═══ Data ═══

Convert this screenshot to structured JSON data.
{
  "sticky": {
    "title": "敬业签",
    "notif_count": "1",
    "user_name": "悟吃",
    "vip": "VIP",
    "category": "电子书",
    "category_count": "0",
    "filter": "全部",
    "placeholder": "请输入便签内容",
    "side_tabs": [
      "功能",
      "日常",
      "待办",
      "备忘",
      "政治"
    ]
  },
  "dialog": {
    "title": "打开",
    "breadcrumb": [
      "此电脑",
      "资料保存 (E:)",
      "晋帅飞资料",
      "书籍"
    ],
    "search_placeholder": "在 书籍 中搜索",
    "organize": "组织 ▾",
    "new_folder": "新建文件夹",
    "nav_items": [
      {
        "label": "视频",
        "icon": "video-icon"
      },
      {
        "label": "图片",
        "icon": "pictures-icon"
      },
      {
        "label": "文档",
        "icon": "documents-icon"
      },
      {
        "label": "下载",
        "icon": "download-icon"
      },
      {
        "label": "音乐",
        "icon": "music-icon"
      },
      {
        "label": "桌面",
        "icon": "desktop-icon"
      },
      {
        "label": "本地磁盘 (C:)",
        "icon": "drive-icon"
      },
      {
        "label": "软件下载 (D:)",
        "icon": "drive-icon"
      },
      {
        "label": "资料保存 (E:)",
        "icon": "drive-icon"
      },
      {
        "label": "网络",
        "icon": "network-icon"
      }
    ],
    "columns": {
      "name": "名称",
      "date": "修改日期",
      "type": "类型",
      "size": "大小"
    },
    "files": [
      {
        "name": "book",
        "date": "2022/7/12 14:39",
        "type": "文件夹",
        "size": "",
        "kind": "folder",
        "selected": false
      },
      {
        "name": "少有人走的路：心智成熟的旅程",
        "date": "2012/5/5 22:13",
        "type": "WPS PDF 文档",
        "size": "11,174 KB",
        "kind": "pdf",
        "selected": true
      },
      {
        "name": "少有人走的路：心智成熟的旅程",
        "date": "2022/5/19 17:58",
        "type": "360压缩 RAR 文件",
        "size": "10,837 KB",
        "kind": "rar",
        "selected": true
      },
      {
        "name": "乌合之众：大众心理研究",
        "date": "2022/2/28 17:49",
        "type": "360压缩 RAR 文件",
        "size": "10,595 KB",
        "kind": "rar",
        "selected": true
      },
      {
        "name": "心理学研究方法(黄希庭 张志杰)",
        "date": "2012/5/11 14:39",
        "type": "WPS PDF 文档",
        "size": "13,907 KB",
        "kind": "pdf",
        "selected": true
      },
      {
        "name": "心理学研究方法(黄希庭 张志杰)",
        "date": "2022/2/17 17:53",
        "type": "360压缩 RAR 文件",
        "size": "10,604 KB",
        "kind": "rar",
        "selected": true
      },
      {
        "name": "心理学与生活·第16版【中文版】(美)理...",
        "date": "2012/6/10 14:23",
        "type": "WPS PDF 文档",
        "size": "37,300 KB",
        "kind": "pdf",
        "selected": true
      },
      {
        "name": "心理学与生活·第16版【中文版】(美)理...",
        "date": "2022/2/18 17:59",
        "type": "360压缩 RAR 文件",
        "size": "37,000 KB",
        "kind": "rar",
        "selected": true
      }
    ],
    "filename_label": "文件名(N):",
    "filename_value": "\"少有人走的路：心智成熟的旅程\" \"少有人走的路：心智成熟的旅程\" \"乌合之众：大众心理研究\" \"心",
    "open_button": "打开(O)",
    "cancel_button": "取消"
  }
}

═══

● **Your goal**
Reproduce each line of the material above precisely.

● **Complete output**
Convert this screenshot to structured JSON data.
{
  "sticky": {
    "title": "敬业签",
    "notif_count": "1",
    "user_name": "悟吃",
    "vip": "VIP",
    "category": "电子书",
    "category_count": "0",
    "filter": "全部",
    "placeholder": "请输入便签内容",
    "side_tabs": [
      "功能",
      "日常",
      "待办",
      "备忘",
      "政治"
    ]
  },
  "dialog": {
    "title": "打开",
    "breadcrumb": [
      "此电脑",
      "资料保存 (E:)",
      "晋帅飞资料",
      "书籍"
    ],
    "search_placeholder": "在 书籍 中搜索",
    "organize": "组织 ▾",
    "new_folder": "新建文件夹",
    "nav_items": [
      {
        "label": "视频",
        "icon": "video-icon"
      },
      {
        "label": "图片",
        "icon": "pictures-icon"
      },
      {
        "label": "文档",
        "icon": "documents-icon"
      },
      {
        "label": "下载",
        "icon": "download-icon"
      },
      {
        "label": "音乐",
        "icon": "music-icon"
      },
      {
        "label": "桌面",
        "icon": "desktop-icon"
      },
      {
        "label": "本地磁盘 (C:)",
        "icon": "drive-icon"
      },
      {
        "label": "软件下载 (D:)",
        "icon": "drive-icon"
      },
      {
        "label": "资料保存 (E:)",
        "icon": "drive-icon"
      },
      {
        "label": "网络",
        "icon": "network-icon"
      }
    ],
    "columns": {
      "name": "名称",
      "date": "修改日期",
      "type": "类型",
      "size": "大小"
    },
    "files": [
      {
        "name": "book",
        "date": "2022/7/12 14:39",
        "type": "文件夹",
        "size": "",
        "kind": "folder",
        "selected": false
      },
      {
        "name": "少有人走的路：心智成熟的旅程",
        "date": "2012/5/5 22:13",
        "type": "WPS PDF 文档",
        "size": "11,174 KB",
        "kind": "pdf",
        "selected": true
      },
      {
        "name": "少有人走的路：心智成熟的旅程",
        "date": "2022/5/19 17:58",
        "type": "360压缩 RAR 文件",
        "size": "10,837 KB",
        "kind": "rar",
        "selected": true
      },
      {
        "name": "乌合之众：大众心理研究",
        "date": "2022/2/28 17:49",
        "type": "360压缩 RAR 文件",
        "size": "10,595 KB",
        "kind": "rar",
        "selected": true
      },
      {
        "name": "心理学研究方法(黄希庭 张志杰)",
        "date": "2012/5/11 14:39",
        "type": "WPS PDF 文档",
        "size": "13,907 KB",
        "kind": "pdf",
        "selected": true
      },
      {
        "name": "心理学研究方法(黄希庭 张志杰)",
        "date": "2022/2/17 17:53",
        "type": "360压缩 RAR 文件",
        "size": "10,604 KB",
        "kind": "rar",
        "selected": true
      },
      {
        "name": "心理学与生活·第16版【中文版】(美)理...",
        "date": "2012/6/10 14:23",
        "type": "WPS PDF 文档",
        "size": "37,300 KB",
        "kind": "pdf",
        "selected": true
      },
      {
        "name": "心理学与生活·第16版【中文版】(美)理...",
        "date": "2022/2/18 17:59",
        "type": "360压缩 RAR 文件",
        "size": "37,000 KB",
        "kind": "rar",
        "selected": true
      }
    ],
    "filename_label": "文件名(N):",
    "filename_value": "\"少有人走的路：心智成熟的旅程\" \"少有人走的路：心智成熟的旅程\" \"乌合之众：大众心理研究\" \"心",
    "open_button": "打开(O)",
    "cancel_button": "取消"
  }
}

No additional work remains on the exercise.